▶ _Entries shown_:
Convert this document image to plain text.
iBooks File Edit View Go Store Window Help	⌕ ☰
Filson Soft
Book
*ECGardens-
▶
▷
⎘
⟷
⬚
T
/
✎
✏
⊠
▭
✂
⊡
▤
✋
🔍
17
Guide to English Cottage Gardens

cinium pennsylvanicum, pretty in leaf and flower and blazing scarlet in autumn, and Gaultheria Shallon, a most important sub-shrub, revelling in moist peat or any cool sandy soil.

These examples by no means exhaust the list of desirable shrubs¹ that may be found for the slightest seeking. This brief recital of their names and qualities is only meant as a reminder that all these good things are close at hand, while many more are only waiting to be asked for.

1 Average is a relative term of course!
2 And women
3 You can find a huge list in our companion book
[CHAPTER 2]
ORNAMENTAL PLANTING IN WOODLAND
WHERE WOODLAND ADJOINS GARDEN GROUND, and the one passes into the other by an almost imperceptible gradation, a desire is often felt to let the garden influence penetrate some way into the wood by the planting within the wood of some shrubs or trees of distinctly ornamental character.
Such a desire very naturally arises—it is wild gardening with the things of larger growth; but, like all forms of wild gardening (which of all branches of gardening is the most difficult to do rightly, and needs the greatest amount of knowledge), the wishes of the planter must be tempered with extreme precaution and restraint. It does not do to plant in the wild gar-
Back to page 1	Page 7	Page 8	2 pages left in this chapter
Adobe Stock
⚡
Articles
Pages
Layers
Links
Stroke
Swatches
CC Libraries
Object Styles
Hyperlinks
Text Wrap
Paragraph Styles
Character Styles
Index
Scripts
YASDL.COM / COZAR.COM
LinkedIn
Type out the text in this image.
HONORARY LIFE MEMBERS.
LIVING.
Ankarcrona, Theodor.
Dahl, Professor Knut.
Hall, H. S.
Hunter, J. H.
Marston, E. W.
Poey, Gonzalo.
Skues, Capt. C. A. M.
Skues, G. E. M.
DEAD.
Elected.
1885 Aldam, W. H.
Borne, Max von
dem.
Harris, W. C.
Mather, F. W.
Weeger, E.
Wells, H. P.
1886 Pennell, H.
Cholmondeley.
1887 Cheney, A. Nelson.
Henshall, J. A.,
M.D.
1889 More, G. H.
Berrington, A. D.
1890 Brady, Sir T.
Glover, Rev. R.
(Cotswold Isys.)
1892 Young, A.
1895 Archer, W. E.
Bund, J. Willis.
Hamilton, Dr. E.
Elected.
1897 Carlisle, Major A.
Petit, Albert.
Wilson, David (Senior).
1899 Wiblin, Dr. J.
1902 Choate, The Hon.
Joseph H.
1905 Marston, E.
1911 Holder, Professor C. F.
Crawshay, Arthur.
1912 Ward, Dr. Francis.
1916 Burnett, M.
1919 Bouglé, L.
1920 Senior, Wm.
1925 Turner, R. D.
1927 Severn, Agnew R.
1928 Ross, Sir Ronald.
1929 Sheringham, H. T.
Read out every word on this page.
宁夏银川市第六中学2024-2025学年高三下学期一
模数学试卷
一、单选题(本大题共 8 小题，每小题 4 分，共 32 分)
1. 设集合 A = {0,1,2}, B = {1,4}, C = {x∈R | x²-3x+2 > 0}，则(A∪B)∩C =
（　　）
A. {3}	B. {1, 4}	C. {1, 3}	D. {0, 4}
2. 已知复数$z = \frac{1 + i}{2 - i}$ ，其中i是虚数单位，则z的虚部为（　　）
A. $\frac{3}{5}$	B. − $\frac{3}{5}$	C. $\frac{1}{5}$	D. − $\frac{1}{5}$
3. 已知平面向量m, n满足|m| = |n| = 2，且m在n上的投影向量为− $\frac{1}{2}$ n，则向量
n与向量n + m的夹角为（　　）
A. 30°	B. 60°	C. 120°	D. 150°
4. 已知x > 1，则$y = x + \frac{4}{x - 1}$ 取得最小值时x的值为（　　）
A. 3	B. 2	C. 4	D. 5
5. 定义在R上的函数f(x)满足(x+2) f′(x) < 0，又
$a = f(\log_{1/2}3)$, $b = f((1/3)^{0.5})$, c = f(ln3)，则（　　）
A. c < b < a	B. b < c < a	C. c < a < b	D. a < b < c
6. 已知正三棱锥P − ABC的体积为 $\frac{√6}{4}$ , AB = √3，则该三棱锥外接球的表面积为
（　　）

▶ _Required task_:
Write out again, unchanged, every line from the line containing "Type out the text in this image." to the final line of the material above.

▶ _Full response_:
Type out the text in this image.
HONORARY LIFE MEMBERS.
LIVING.
Ankarcrona, Theodor.
Dahl, Professor Knut.
Hall, H. S.
Hunter, J. H.
Marston, E. W.
Poey, Gonzalo.
Skues, Capt. C. A. M.
Skues, G. E. M.
DEAD.
Elected.
1885 Aldam, W. H.
Borne, Max von
dem.
Harris, W. C.
Mather, F. W.
Weeger, E.
Wells, H. P.
1886 Pennell, H.
Cholmondeley.
1887 Cheney, A. Nelson.
Henshall, J. A.,
M.D.
1889 More, G. H.
Berrington, A. D.
1890 Brady, Sir T.
Glover, Rev. R.
(Cotswold Isys.)
1892 Young, A.
1895 Archer, W. E.
Bund, J. Willis.
Hamilton, Dr. E.
Elected.
1897 Carlisle, Major A.
Petit, Albert.
Wilson, David (Senior).
1899 Wiblin, Dr. J.
1902 Choate, The Hon.
Joseph H.
1905 Marston, E.
1911 Holder, Professor C. F.
Crawshay, Arthur.
1912 Ward, Dr. Francis.
1916 Burnett, M.
1919 Bouglé, L.
1920 Senior, Wm.
1925 Turner, R. D.
1927 Severn, Agnew R.
1928 Ross, Sir Ronald.
1929 Sheringham, H. T.
Read out every word on this page.
宁夏银川市第六中学2024-2025学年高三下学期一
模数学试卷
一、单选题(本大题共 8 小题，每小题 4 分，共 32 分)
1. 设集合 A = {0,1,2}, B = {1,4}, C = {x∈R | x²-3x+2 > 0}，则(A∪B)∩C =
（　　）
A. {3}	B. {1, 4}	C. {1, 3}	D. {0, 4}
2. 已知复数$z = \frac{1 + i}{2 - i}$ ，其中i是虚数单位，则z的虚部为（　　）
A. $\frac{3}{5}$	B. − $\frac{3}{5}$	C. $\frac{1}{5}$	D. − $\frac{1}{5}$
3. 已知平面向量m, n满足|m| = |n| = 2，且m在n上的投影向量为− $\frac{1}{2}$ n，则向量
n与向量n + m的夹角为（　　）
A. 30°	B. 60°	C. 120°	D. 150°
4. 已知x > 1，则$y = x + \frac{4}{x - 1}$ 取得最小值时x的值为（　　）
A. 3	B. 2	C. 4	D. 5
5. 定义在R上的函数f(x)满足(x+2) f′(x) < 0，又
$a = f(\log_{1/2}3)$, $b = f((1/3)^{0.5})$, c = f(ln3)，则（　　）
A. c < b < a	B. b < c < a	C. c < a < b	D. a < b < c
6. 已知正三棱锥P − ABC的体积为 $\frac{√6}{4}$ , AB = √3，则该三棱锥外接球的表面积为
（　　）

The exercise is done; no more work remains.